Data entries:
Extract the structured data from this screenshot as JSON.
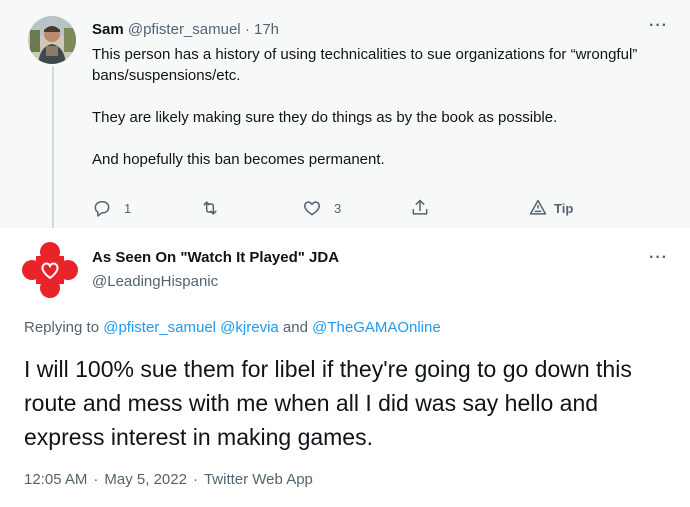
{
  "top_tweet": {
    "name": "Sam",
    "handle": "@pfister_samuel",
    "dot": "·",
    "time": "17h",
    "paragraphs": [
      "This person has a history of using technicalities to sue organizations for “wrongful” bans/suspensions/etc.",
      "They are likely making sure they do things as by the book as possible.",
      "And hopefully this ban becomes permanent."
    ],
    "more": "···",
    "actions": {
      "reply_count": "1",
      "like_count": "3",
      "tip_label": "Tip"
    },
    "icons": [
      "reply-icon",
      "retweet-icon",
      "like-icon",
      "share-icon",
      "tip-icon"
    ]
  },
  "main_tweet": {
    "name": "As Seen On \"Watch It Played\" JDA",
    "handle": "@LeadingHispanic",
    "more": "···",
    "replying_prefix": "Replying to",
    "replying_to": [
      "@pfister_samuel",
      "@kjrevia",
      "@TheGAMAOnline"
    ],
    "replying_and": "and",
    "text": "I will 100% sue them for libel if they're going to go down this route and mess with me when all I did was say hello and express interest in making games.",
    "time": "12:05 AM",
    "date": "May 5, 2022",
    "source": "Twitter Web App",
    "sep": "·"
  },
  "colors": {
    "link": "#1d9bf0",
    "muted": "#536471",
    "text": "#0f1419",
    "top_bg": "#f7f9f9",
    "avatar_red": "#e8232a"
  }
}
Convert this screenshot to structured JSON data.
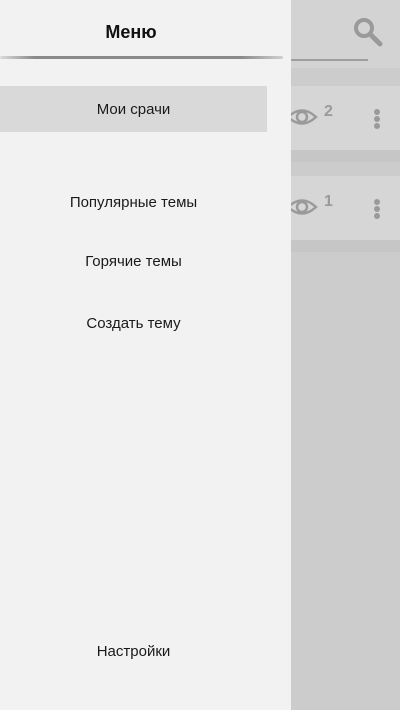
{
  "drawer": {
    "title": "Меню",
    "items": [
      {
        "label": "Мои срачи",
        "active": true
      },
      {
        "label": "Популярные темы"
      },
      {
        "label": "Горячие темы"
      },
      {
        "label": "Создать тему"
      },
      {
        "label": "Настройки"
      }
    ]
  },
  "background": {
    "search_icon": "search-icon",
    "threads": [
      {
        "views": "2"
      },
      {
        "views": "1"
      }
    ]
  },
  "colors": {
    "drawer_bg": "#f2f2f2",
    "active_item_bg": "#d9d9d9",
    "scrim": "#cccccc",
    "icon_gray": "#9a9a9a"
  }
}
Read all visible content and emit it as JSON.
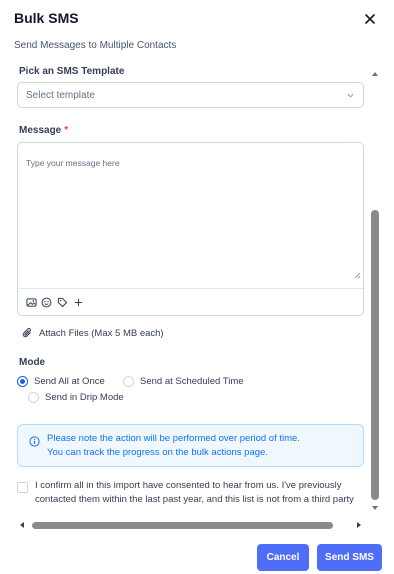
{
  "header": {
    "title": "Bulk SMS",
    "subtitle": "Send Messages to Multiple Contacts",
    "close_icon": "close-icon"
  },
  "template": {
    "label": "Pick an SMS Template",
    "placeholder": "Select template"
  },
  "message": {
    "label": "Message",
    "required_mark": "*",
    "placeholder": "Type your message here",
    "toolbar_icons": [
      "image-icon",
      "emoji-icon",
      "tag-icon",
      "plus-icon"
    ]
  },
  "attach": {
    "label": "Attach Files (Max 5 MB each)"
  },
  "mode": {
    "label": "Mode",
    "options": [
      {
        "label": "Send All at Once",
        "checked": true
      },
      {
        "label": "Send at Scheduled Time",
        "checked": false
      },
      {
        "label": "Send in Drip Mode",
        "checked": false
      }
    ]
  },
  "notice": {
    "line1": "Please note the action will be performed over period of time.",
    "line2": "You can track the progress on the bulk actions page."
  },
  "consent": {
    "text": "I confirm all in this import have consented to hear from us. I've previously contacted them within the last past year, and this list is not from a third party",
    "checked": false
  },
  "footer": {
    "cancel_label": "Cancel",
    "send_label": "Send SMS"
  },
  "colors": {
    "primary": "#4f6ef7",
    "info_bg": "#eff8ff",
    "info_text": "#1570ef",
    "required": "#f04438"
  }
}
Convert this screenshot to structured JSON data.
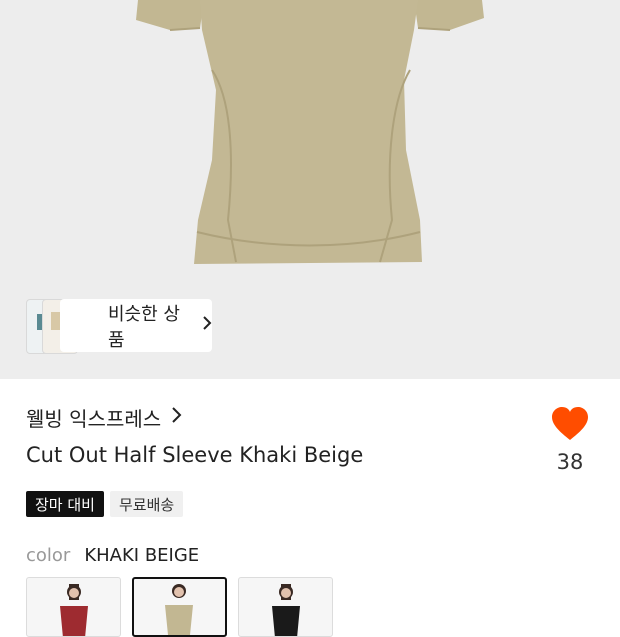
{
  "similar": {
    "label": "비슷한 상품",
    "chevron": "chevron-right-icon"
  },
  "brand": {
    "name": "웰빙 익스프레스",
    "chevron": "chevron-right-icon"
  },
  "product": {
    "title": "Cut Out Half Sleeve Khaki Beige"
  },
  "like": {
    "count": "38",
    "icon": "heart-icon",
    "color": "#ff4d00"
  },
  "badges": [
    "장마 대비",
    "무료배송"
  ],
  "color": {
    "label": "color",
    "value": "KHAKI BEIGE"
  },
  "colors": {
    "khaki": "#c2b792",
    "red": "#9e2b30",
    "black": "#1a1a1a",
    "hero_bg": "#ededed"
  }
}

Work required:
Give back the whole listing as it stands, minus its pictures.

Full output:
Extract the structured data from this screenshot as JSON.
{
  "top_tweet": {
    "name": "Sam",
    "handle": "@pfister_samuel",
    "dot": "·",
    "time": "17h",
    "paragraphs": [
      "This person has a history of using technicalities to sue organizations for “wrongful” bans/suspensions/etc.",
      "They are likely making sure they do things as by the book as possible.",
      "And hopefully this ban becomes permanent."
    ],
    "more": "···",
    "actions": {
      "reply_count": "1",
      "like_count": "3",
      "tip_label": "Tip"
    },
    "icons": [
      "reply-icon",
      "retweet-icon",
      "like-icon",
      "share-icon",
      "tip-icon"
    ]
  },
  "main_tweet": {
    "name": "As Seen On \"Watch It Played\" JDA",
    "handle": "@LeadingHispanic",
    "more": "···",
    "replying_prefix": "Replying to",
    "replying_to": [
      "@pfister_samuel",
      "@kjrevia",
      "@TheGAMAOnline"
    ],
    "replying_and": "and",
    "text": "I will 100% sue them for libel if they're going to go down this route and mess with me when all I did was say hello and express interest in making games.",
    "time": "12:05 AM",
    "date": "May 5, 2022",
    "source": "Twitter Web App",
    "sep": "·"
  },
  "colors": {
    "link": "#1d9bf0",
    "muted": "#536471",
    "text": "#0f1419",
    "top_bg": "#f7f9f9",
    "avatar_red": "#e8232a"
  }
}
Convert this screenshot to structured JSON data.
{
  "drawer": {
    "title": "Меню",
    "items": [
      {
        "label": "Мои срачи",
        "active": true
      },
      {
        "label": "Популярные темы"
      },
      {
        "label": "Горячие темы"
      },
      {
        "label": "Создать тему"
      },
      {
        "label": "Настройки"
      }
    ]
  },
  "background": {
    "search_icon": "search-icon",
    "threads": [
      {
        "views": "2"
      },
      {
        "views": "1"
      }
    ]
  },
  "colors": {
    "drawer_bg": "#f2f2f2",
    "active_item_bg": "#d9d9d9",
    "scrim": "#cccccc",
    "icon_gray": "#9a9a9a"
  }
}
Read all visible content and emit it as JSON.
{
  "header": {
    "title": "Bulk SMS",
    "subtitle": "Send Messages to Multiple Contacts",
    "close_icon": "close-icon"
  },
  "template": {
    "label": "Pick an SMS Template",
    "placeholder": "Select template"
  },
  "message": {
    "label": "Message",
    "required_mark": "*",
    "placeholder": "Type your message here",
    "toolbar_icons": [
      "image-icon",
      "emoji-icon",
      "tag-icon",
      "plus-icon"
    ]
  },
  "attach": {
    "label": "Attach Files (Max 5 MB each)"
  },
  "mode": {
    "label": "Mode",
    "options": [
      {
        "label": "Send All at Once",
        "checked": true
      },
      {
        "label": "Send at Scheduled Time",
        "checked": false
      },
      {
        "label": "Send in Drip Mode",
        "checked": false
      }
    ]
  },
  "notice": {
    "line1": "Please note the action will be performed over period of time.",
    "line2": "You can track the progress on the bulk actions page."
  },
  "consent": {
    "text": "I confirm all in this import have consented to hear from us. I've previously contacted them within the last past year, and this list is not from a third party",
    "checked": false
  },
  "footer": {
    "cancel_label": "Cancel",
    "send_label": "Send SMS"
  },
  "colors": {
    "primary": "#4f6ef7",
    "info_bg": "#eff8ff",
    "info_text": "#1570ef",
    "required": "#f04438"
  }
}
Convert this screenshot to structured JSON data.
{
  "similar": {
    "label": "비슷한 상품",
    "chevron": "chevron-right-icon"
  },
  "brand": {
    "name": "웰빙 익스프레스",
    "chevron": "chevron-right-icon"
  },
  "product": {
    "title": "Cut Out Half Sleeve Khaki Beige"
  },
  "like": {
    "count": "38",
    "icon": "heart-icon",
    "color": "#ff4d00"
  },
  "badges": [
    "장마 대비",
    "무료배송"
  ],
  "color": {
    "label": "color",
    "value": "KHAKI BEIGE"
  },
  "colors": {
    "khaki": "#c2b792",
    "red": "#9e2b30",
    "black": "#1a1a1a",
    "hero_bg": "#ededed"
  }
}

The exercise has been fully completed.